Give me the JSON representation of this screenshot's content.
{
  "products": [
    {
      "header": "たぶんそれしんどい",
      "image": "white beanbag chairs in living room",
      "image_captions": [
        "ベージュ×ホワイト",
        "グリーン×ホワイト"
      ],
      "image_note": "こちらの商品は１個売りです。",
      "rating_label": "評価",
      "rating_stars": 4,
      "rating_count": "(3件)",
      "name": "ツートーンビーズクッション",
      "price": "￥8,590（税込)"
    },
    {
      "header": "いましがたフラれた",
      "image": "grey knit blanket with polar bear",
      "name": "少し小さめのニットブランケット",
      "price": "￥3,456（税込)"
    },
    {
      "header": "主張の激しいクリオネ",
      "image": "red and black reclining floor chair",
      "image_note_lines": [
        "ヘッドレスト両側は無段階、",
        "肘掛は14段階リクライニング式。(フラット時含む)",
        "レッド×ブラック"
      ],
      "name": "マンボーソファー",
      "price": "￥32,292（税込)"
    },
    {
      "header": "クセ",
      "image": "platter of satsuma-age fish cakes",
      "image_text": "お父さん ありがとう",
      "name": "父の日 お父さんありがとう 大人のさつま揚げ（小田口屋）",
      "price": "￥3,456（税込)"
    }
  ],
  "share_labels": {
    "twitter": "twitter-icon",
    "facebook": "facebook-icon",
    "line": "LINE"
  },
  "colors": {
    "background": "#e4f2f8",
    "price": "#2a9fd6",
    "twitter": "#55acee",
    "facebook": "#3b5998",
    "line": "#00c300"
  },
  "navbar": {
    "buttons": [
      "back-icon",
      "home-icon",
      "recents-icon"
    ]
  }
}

------------------------------

Instruction |
Write the listing out again, exactly as shown above.

Task response |
Give me the JSON representation of this screenshot's content.
{
  "products": [
    {
      "header": "たぶんそれしんどい",
      "image": "white beanbag chairs in living room",
      "image_captions": [
        "ベージュ×ホワイト",
        "グリーン×ホワイト"
      ],
      "image_note": "こちらの商品は１個売りです。",
      "rating_label": "評価",
      "rating_stars": 4,
      "rating_count": "(3件)",
      "name": "ツートーンビーズクッション",
      "price": "￥8,590（税込)"
    },
    {
      "header": "いましがたフラれた",
      "image": "grey knit blanket with polar bear",
      "name": "少し小さめのニットブランケット",
      "price": "￥3,456（税込)"
    },
    {
      "header": "主張の激しいクリオネ",
      "image": "red and black reclining floor chair",
      "image_note_lines": [
        "ヘッドレスト両側は無段階、",
        "肘掛は14段階リクライニング式。(フラット時含む)",
        "レッド×ブラック"
      ],
      "name": "マンボーソファー",
      "price": "￥32,292（税込)"
    },
    {
      "header": "クセ",
      "image": "platter of satsuma-age fish cakes",
      "image_text": "お父さん ありがとう",
      "name": "父の日 お父さんありがとう 大人のさつま揚げ（小田口屋）",
      "price": "￥3,456（税込)"
    }
  ],
  "share_labels": {
    "twitter": "twitter-icon",
    "facebook": "facebook-icon",
    "line": "LINE"
  },
  "colors": {
    "background": "#e4f2f8",
    "price": "#2a9fd6",
    "twitter": "#55acee",
    "facebook": "#3b5998",
    "line": "#00c300"
  },
  "navbar": {
    "buttons": [
      "back-icon",
      "home-icon",
      "recents-icon"
    ]
  }
}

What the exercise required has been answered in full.